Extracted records
*-*-*

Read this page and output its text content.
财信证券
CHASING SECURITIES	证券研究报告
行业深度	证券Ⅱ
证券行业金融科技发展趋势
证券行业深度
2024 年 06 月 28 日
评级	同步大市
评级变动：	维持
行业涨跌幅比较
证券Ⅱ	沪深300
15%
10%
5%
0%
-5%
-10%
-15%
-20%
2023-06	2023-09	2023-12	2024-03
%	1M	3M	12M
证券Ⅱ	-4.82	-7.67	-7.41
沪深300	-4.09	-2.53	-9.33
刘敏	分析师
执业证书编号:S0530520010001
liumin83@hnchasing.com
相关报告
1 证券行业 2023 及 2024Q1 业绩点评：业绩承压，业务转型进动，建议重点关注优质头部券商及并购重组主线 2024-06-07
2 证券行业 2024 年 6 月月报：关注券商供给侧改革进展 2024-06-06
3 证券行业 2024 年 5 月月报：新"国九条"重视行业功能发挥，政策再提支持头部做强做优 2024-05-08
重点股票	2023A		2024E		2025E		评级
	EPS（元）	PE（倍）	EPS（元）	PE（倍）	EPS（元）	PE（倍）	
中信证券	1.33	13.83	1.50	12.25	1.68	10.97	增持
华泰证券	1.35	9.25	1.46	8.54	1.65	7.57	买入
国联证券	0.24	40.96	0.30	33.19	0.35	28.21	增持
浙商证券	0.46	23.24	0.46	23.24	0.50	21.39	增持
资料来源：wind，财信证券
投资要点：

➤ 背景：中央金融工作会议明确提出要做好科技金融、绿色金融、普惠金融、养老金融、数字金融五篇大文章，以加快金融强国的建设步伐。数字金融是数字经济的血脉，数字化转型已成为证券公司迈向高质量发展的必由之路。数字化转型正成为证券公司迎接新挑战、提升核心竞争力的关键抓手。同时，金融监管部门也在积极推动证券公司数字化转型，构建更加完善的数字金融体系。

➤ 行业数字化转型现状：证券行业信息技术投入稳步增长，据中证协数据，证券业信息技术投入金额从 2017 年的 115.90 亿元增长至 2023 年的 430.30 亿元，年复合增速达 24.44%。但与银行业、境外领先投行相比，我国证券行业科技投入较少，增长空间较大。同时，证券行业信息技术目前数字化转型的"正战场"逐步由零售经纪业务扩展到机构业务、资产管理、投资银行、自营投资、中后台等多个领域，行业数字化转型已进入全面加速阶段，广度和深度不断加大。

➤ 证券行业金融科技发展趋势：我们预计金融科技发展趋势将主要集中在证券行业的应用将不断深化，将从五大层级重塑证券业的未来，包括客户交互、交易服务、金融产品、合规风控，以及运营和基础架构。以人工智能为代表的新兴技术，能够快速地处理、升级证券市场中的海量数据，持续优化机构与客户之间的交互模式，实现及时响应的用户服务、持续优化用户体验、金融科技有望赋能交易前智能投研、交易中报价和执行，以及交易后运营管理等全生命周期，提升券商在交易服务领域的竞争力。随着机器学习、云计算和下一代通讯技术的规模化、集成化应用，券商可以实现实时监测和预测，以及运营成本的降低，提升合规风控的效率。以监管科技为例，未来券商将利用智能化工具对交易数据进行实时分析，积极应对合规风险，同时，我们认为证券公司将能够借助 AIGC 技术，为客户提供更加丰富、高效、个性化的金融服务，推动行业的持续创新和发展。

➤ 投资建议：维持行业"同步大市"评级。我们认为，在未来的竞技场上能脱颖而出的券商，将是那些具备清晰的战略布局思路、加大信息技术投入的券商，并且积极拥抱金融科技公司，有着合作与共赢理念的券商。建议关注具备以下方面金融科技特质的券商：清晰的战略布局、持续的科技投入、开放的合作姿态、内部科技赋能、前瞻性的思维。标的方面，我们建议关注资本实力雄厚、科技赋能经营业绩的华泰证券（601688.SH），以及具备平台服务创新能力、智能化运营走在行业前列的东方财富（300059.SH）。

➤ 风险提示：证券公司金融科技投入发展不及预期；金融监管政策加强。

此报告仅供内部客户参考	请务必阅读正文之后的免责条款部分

*-*-*

Directive
Your task is to repeat every entry exactly.

Result of this task
Read this page and output its text content.
财信证券
CHASING SECURITIES	证券研究报告
行业深度	证券Ⅱ
证券行业金融科技发展趋势
证券行业深度
2024 年 06 月 28 日
评级	同步大市
评级变动：	维持
行业涨跌幅比较
证券Ⅱ	沪深300
15%
10%
5%
0%
-5%
-10%
-15%
-20%
2023-06	2023-09	2023-12	2024-03
%	1M	3M	12M
证券Ⅱ	-4.82	-7.67	-7.41
沪深300	-4.09	-2.53	-9.33
刘敏	分析师
执业证书编号:S0530520010001
liumin83@hnchasing.com
相关报告
1 证券行业 2023 及 2024Q1 业绩点评：业绩承压，业务转型进动，建议重点关注优质头部券商及并购重组主线 2024-06-07
2 证券行业 2024 年 6 月月报：关注券商供给侧改革进展 2024-06-06
3 证券行业 2024 年 5 月月报：新"国九条"重视行业功能发挥，政策再提支持头部做强做优 2024-05-08
重点股票	2023A		2024E		2025E		评级
	EPS（元）	PE（倍）	EPS（元）	PE（倍）	EPS（元）	PE（倍）	
中信证券	1.33	13.83	1.50	12.25	1.68	10.97	增持
华泰证券	1.35	9.25	1.46	8.54	1.65	7.57	买入
国联证券	0.24	40.96	0.30	33.19	0.35	28.21	增持
浙商证券	0.46	23.24	0.46	23.24	0.50	21.39	增持
资料来源：wind，财信证券
投资要点：

➤ 背景：中央金融工作会议明确提出要做好科技金融、绿色金融、普惠金融、养老金融、数字金融五篇大文章，以加快金融强国的建设步伐。数字金融是数字经济的血脉，数字化转型已成为证券公司迈向高质量发展的必由之路。数字化转型正成为证券公司迎接新挑战、提升核心竞争力的关键抓手。同时，金融监管部门也在积极推动证券公司数字化转型，构建更加完善的数字金融体系。

➤ 行业数字化转型现状：证券行业信息技术投入稳步增长，据中证协数据，证券业信息技术投入金额从 2017 年的 115.90 亿元增长至 2023 年的 430.30 亿元，年复合增速达 24.44%。但与银行业、境外领先投行相比，我国证券行业科技投入较少，增长空间较大。同时，证券行业信息技术目前数字化转型的"正战场"逐步由零售经纪业务扩展到机构业务、资产管理、投资银行、自营投资、中后台等多个领域，行业数字化转型已进入全面加速阶段，广度和深度不断加大。

➤ 证券行业金融科技发展趋势：我们预计金融科技发展趋势将主要集中在证券行业的应用将不断深化，将从五大层级重塑证券业的未来，包括客户交互、交易服务、金融产品、合规风控，以及运营和基础架构。以人工智能为代表的新兴技术，能够快速地处理、升级证券市场中的海量数据，持续优化机构与客户之间的交互模式，实现及时响应的用户服务、持续优化用户体验、金融科技有望赋能交易前智能投研、交易中报价和执行，以及交易后运营管理等全生命周期，提升券商在交易服务领域的竞争力。随着机器学习、云计算和下一代通讯技术的规模化、集成化应用，券商可以实现实时监测和预测，以及运营成本的降低，提升合规风控的效率。以监管科技为例，未来券商将利用智能化工具对交易数据进行实时分析，积极应对合规风险，同时，我们认为证券公司将能够借助 AIGC 技术，为客户提供更加丰富、高效、个性化的金融服务，推动行业的持续创新和发展。

➤ 投资建议：维持行业"同步大市"评级。我们认为，在未来的竞技场上能脱颖而出的券商，将是那些具备清晰的战略布局思路、加大信息技术投入的券商，并且积极拥抱金融科技公司，有着合作与共赢理念的券商。建议关注具备以下方面金融科技特质的券商：清晰的战略布局、持续的科技投入、开放的合作姿态、内部科技赋能、前瞻性的思维。标的方面，我们建议关注资本实力雄厚、科技赋能经营业绩的华泰证券（601688.SH），以及具备平台服务创新能力、智能化运营走在行业前列的东方财富（300059.SH）。

➤ 风险提示：证券公司金融科技投入发展不及预期；金融监管政策加强。

此报告仅供内部客户参考	请务必阅读正文之后的免责条款部分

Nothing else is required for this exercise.